# [Work required]
Reproduce every entry that follows word for word, but omit the images.

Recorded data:
.....
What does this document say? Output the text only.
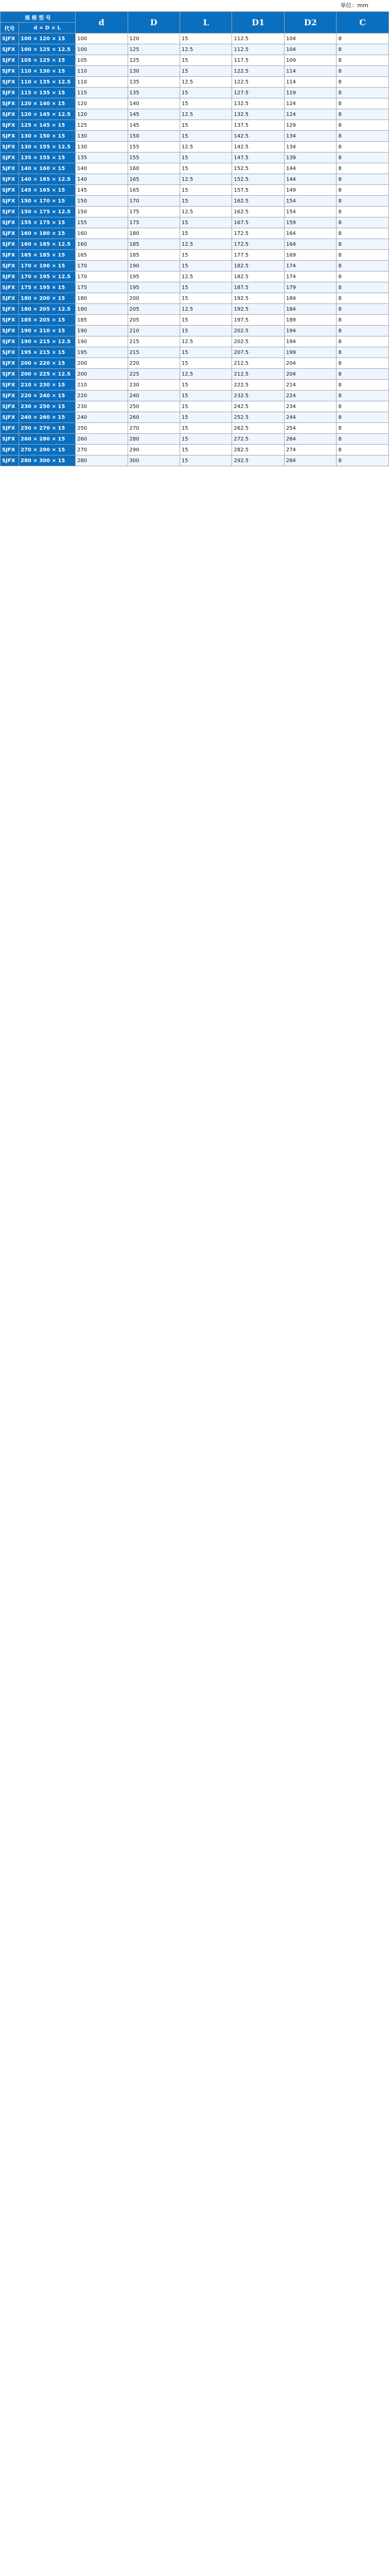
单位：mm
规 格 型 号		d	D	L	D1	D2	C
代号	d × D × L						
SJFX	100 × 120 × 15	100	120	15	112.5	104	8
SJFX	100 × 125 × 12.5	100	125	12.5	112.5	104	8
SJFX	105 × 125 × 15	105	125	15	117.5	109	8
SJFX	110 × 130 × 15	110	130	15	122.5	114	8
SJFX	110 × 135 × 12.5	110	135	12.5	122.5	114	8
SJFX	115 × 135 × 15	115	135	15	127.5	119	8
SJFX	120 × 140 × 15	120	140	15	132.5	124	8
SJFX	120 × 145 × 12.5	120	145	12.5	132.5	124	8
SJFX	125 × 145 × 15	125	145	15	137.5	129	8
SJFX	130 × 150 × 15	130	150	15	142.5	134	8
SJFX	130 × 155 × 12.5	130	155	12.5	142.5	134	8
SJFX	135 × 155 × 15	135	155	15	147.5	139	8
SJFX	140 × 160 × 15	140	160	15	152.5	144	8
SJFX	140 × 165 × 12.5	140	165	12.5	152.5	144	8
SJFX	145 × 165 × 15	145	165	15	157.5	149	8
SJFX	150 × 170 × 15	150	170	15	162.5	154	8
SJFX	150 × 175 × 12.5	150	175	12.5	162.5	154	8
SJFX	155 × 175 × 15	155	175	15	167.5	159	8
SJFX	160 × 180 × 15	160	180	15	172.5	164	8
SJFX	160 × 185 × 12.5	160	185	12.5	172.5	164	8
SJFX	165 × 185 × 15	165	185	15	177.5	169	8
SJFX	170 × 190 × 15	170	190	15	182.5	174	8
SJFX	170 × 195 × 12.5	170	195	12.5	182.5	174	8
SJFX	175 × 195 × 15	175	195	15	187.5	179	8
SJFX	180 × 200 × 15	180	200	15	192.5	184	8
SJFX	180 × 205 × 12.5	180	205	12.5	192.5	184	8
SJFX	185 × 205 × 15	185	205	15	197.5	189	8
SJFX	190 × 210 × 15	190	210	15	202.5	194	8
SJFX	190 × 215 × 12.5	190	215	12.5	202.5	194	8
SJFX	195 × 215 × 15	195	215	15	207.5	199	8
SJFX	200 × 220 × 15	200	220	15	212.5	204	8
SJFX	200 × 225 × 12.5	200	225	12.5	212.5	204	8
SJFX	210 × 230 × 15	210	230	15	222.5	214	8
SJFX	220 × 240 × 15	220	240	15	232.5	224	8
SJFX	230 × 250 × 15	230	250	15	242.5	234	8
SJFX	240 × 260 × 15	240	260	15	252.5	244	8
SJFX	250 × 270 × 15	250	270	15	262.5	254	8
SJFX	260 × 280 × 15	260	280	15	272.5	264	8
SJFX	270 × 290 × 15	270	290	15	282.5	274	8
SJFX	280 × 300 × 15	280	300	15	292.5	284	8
.....
# [Output below]
What does this document say? Output the text only.
单位：mm
规 格 型 号		d	D	L	D1	D2	C
代号	d × D × L						
SJFX	100 × 120 × 15	100	120	15	112.5	104	8
SJFX	100 × 125 × 12.5	100	125	12.5	112.5	104	8
SJFX	105 × 125 × 15	105	125	15	117.5	109	8
SJFX	110 × 130 × 15	110	130	15	122.5	114	8
SJFX	110 × 135 × 12.5	110	135	12.5	122.5	114	8
SJFX	115 × 135 × 15	115	135	15	127.5	119	8
SJFX	120 × 140 × 15	120	140	15	132.5	124	8
SJFX	120 × 145 × 12.5	120	145	12.5	132.5	124	8
SJFX	125 × 145 × 15	125	145	15	137.5	129	8
SJFX	130 × 150 × 15	130	150	15	142.5	134	8
SJFX	130 × 155 × 12.5	130	155	12.5	142.5	134	8
SJFX	135 × 155 × 15	135	155	15	147.5	139	8
SJFX	140 × 160 × 15	140	160	15	152.5	144	8
SJFX	140 × 165 × 12.5	140	165	12.5	152.5	144	8
SJFX	145 × 165 × 15	145	165	15	157.5	149	8
SJFX	150 × 170 × 15	150	170	15	162.5	154	8
SJFX	150 × 175 × 12.5	150	175	12.5	162.5	154	8
SJFX	155 × 175 × 15	155	175	15	167.5	159	8
SJFX	160 × 180 × 15	160	180	15	172.5	164	8
SJFX	160 × 185 × 12.5	160	185	12.5	172.5	164	8
SJFX	165 × 185 × 15	165	185	15	177.5	169	8
SJFX	170 × 190 × 15	170	190	15	182.5	174	8
SJFX	170 × 195 × 12.5	170	195	12.5	182.5	174	8
SJFX	175 × 195 × 15	175	195	15	187.5	179	8
SJFX	180 × 200 × 15	180	200	15	192.5	184	8
SJFX	180 × 205 × 12.5	180	205	12.5	192.5	184	8
SJFX	185 × 205 × 15	185	205	15	197.5	189	8
SJFX	190 × 210 × 15	190	210	15	202.5	194	8
SJFX	190 × 215 × 12.5	190	215	12.5	202.5	194	8
SJFX	195 × 215 × 15	195	215	15	207.5	199	8
SJFX	200 × 220 × 15	200	220	15	212.5	204	8
SJFX	200 × 225 × 12.5	200	225	12.5	212.5	204	8
SJFX	210 × 230 × 15	210	230	15	222.5	214	8
SJFX	220 × 240 × 15	220	240	15	232.5	224	8
SJFX	230 × 250 × 15	230	250	15	242.5	234	8
SJFX	240 × 260 × 15	240	260	15	252.5	244	8
SJFX	250 × 270 × 15	250	270	15	262.5	254	8
SJFX	260 × 280 × 15	260	280	15	272.5	264	8
SJFX	270 × 290 × 15	270	290	15	282.5	274	8
SJFX	280 × 300 × 15	280	300	15	292.5	284	8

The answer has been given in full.